* **What you should do**
Reproduce each line exactly, including spacing and punctuation.
-------- Provided records
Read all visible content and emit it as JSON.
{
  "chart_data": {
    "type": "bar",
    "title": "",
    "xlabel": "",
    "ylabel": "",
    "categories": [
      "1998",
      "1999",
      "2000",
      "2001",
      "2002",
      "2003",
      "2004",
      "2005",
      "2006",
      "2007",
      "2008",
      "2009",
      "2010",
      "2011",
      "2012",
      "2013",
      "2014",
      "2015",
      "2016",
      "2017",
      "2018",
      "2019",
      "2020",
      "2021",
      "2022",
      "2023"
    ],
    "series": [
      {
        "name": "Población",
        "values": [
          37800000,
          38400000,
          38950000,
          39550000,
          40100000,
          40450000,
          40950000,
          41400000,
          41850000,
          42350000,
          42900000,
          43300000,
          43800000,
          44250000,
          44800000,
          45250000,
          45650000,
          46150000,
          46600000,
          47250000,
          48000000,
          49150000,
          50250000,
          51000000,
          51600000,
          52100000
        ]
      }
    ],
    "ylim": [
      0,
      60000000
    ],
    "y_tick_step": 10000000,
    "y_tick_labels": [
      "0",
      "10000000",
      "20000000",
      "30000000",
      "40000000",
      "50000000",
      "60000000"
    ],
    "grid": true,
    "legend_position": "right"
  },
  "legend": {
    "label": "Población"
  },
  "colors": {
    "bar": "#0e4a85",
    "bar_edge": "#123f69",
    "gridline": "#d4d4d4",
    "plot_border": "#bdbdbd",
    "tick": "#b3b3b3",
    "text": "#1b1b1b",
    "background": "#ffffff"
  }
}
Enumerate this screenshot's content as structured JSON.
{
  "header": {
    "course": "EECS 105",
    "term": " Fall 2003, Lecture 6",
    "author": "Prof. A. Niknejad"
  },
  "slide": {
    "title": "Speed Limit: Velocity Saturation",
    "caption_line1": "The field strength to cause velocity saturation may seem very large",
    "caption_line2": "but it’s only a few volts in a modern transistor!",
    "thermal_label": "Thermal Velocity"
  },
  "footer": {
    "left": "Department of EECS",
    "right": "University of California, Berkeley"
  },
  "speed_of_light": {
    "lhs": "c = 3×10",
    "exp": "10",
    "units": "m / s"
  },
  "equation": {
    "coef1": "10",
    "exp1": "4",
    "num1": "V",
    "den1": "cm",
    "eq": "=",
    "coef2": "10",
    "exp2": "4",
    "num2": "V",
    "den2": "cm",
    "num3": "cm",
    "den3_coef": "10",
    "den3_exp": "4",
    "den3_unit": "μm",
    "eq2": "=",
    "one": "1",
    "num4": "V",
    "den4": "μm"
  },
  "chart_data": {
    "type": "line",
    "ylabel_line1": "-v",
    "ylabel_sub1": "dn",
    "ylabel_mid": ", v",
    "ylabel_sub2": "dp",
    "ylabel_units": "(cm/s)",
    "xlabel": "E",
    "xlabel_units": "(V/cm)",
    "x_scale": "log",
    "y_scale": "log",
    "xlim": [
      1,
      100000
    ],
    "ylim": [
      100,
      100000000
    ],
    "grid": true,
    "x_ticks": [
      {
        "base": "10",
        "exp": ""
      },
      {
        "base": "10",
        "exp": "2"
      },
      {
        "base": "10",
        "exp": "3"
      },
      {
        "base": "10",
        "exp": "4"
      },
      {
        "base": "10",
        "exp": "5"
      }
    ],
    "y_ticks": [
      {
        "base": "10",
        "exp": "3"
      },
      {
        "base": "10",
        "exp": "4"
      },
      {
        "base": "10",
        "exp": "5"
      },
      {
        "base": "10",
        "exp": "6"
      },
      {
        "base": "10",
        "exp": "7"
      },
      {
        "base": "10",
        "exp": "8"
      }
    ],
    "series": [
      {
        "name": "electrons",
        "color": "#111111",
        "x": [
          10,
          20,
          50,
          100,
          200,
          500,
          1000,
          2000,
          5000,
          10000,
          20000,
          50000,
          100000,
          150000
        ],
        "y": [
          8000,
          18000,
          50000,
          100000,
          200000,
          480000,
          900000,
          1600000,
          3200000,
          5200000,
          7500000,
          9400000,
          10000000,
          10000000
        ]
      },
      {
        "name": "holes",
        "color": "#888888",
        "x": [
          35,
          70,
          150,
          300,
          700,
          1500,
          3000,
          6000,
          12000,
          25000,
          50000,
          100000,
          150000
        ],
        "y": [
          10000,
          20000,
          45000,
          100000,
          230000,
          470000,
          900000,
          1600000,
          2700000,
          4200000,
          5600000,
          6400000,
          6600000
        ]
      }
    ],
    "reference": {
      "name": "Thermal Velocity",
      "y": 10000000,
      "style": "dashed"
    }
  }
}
----------------
* **Result for this task**
Read all visible content and emit it as JSON.
{
  "chart_data": {
    "type": "bar",
    "title": "",
    "xlabel": "",
    "ylabel": "",
    "categories": [
      "1998",
      "1999",
      "2000",
      "2001",
      "2002",
      "2003",
      "2004",
      "2005",
      "2006",
      "2007",
      "2008",
      "2009",
      "2010",
      "2011",
      "2012",
      "2013",
      "2014",
      "2015",
      "2016",
      "2017",
      "2018",
      "2019",
      "2020",
      "2021",
      "2022",
      "2023"
    ],
    "series": [
      {
        "name": "Población",
        "values": [
          37800000,
          38400000,
          38950000,
          39550000,
          40100000,
          40450000,
          40950000,
          41400000,
          41850000,
          42350000,
          42900000,
          43300000,
          43800000,
          44250000,
          44800000,
          45250000,
          45650000,
          46150000,
          46600000,
          47250000,
          48000000,
          49150000,
          50250000,
          51000000,
          51600000,
          52100000
        ]
      }
    ],
    "ylim": [
      0,
      60000000
    ],
    "y_tick_step": 10000000,
    "y_tick_labels": [
      "0",
      "10000000",
      "20000000",
      "30000000",
      "40000000",
      "50000000",
      "60000000"
    ],
    "grid": true,
    "legend_position": "right"
  },
  "legend": {
    "label": "Población"
  },
  "colors": {
    "bar": "#0e4a85",
    "bar_edge": "#123f69",
    "gridline": "#d4d4d4",
    "plot_border": "#bdbdbd",
    "tick": "#b3b3b3",
    "text": "#1b1b1b",
    "background": "#ffffff"
  }
}
Enumerate this screenshot's content as structured JSON.
{
  "header": {
    "course": "EECS 105",
    "term": " Fall 2003, Lecture 6",
    "author": "Prof. A. Niknejad"
  },
  "slide": {
    "title": "Speed Limit: Velocity Saturation",
    "caption_line1": "The field strength to cause velocity saturation may seem very large",
    "caption_line2": "but it’s only a few volts in a modern transistor!",
    "thermal_label": "Thermal Velocity"
  },
  "footer": {
    "left": "Department of EECS",
    "right": "University of California, Berkeley"
  },
  "speed_of_light": {
    "lhs": "c = 3×10",
    "exp": "10",
    "units": "m / s"
  },
  "equation": {
    "coef1": "10",
    "exp1": "4",
    "num1": "V",
    "den1": "cm",
    "eq": "=",
    "coef2": "10",
    "exp2": "4",
    "num2": "V",
    "den2": "cm",
    "num3": "cm",
    "den3_coef": "10",
    "den3_exp": "4",
    "den3_unit": "μm",
    "eq2": "=",
    "one": "1",
    "num4": "V",
    "den4": "μm"
  },
  "chart_data": {
    "type": "line",
    "ylabel_line1": "-v",
    "ylabel_sub1": "dn",
    "ylabel_mid": ", v",
    "ylabel_sub2": "dp",
    "ylabel_units": "(cm/s)",
    "xlabel": "E",
    "xlabel_units": "(V/cm)",
    "x_scale": "log",
    "y_scale": "log",
    "xlim": [
      1,
      100000
    ],
    "ylim": [
      100,
      100000000
    ],
    "grid": true,
    "x_ticks": [
      {
        "base": "10",
        "exp": ""
      },
      {
        "base": "10",
        "exp": "2"
      },
      {
        "base": "10",
        "exp": "3"
      },
      {
        "base": "10",
        "exp": "4"
      },
      {
        "base": "10",
        "exp": "5"
      }
    ],
    "y_ticks": [
      {
        "base": "10",
        "exp": "3"
      },
      {
        "base": "10",
        "exp": "4"
      },
      {
        "base": "10",
        "exp": "5"
      },
      {
        "base": "10",
        "exp": "6"
      },
      {
        "base": "10",
        "exp": "7"
      },
      {
        "base": "10",
        "exp": "8"
      }
    ],
    "series": [
      {
        "name": "electrons",
        "color": "#111111",
        "x": [
          10,
          20,
          50,
          100,
          200,
          500,
          1000,
          2000,
          5000,
          10000,
          20000,
          50000,
          100000,
          150000
        ],
        "y": [
          8000,
          18000,
          50000,
          100000,
          200000,
          480000,
          900000,
          1600000,
          3200000,
          5200000,
          7500000,
          9400000,
          10000000,
          10000000
        ]
      },
      {
        "name": "holes",
        "color": "#888888",
        "x": [
          35,
          70,
          150,
          300,
          700,
          1500,
          3000,
          6000,
          12000,
          25000,
          50000,
          100000,
          150000
        ],
        "y": [
          10000,
          20000,
          45000,
          100000,
          230000,
          470000,
          900000,
          1600000,
          2700000,
          4200000,
          5600000,
          6400000,
          6600000
        ]
      }
    ],
    "reference": {
      "name": "Thermal Velocity",
      "y": 10000000,
      "style": "dashed"
    }
  }
}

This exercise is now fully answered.